'''

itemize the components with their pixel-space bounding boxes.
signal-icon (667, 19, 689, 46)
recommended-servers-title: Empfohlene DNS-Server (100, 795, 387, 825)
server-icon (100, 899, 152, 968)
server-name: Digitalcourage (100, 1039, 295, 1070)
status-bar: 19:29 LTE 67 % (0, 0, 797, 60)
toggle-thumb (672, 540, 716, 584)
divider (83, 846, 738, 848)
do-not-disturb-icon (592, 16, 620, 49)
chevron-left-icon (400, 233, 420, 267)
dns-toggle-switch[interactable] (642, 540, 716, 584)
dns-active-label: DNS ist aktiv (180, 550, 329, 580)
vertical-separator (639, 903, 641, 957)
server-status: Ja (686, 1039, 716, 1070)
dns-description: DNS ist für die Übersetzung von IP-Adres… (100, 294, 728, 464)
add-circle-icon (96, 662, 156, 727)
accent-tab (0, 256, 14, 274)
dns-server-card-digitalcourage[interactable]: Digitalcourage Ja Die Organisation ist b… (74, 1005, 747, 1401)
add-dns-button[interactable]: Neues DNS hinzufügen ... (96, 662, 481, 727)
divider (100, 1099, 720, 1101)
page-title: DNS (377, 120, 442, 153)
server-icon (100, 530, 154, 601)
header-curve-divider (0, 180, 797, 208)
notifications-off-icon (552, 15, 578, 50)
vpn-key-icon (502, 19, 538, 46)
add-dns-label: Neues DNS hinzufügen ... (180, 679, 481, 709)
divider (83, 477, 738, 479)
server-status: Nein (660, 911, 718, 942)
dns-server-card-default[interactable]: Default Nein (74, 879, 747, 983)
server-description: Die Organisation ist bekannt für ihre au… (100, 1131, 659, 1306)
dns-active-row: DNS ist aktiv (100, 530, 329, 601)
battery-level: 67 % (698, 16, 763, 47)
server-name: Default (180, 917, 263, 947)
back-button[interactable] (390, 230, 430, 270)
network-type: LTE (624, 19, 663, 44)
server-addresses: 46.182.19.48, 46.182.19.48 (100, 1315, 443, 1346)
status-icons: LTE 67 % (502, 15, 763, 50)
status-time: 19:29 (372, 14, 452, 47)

'''

§ **Stated exercise**
Arrange the entries above as a numbered list, from the first line through the line containing "dns-toggle-switch[interactable] (642, 540, 716, 584)", with both of those lines included and any blank lines left out.

§ **Output for this exercise**
1. itemize the components with their pixel-space bounding boxes.
2. signal-icon (667, 19, 689, 46)
3. recommended-servers-title: Empfohlene DNS-Server (100, 795, 387, 825)
4. server-icon (100, 899, 152, 968)
5. server-name: Digitalcourage (100, 1039, 295, 1070)
6. status-bar: 19:29 LTE 67 % (0, 0, 797, 60)
7. toggle-thumb (672, 540, 716, 584)
8. divider (83, 846, 738, 848)
9. do-not-disturb-icon (592, 16, 620, 49)
10. chevron-left-icon (400, 233, 420, 267)
11. dns-toggle-switch[interactable] (642, 540, 716, 584)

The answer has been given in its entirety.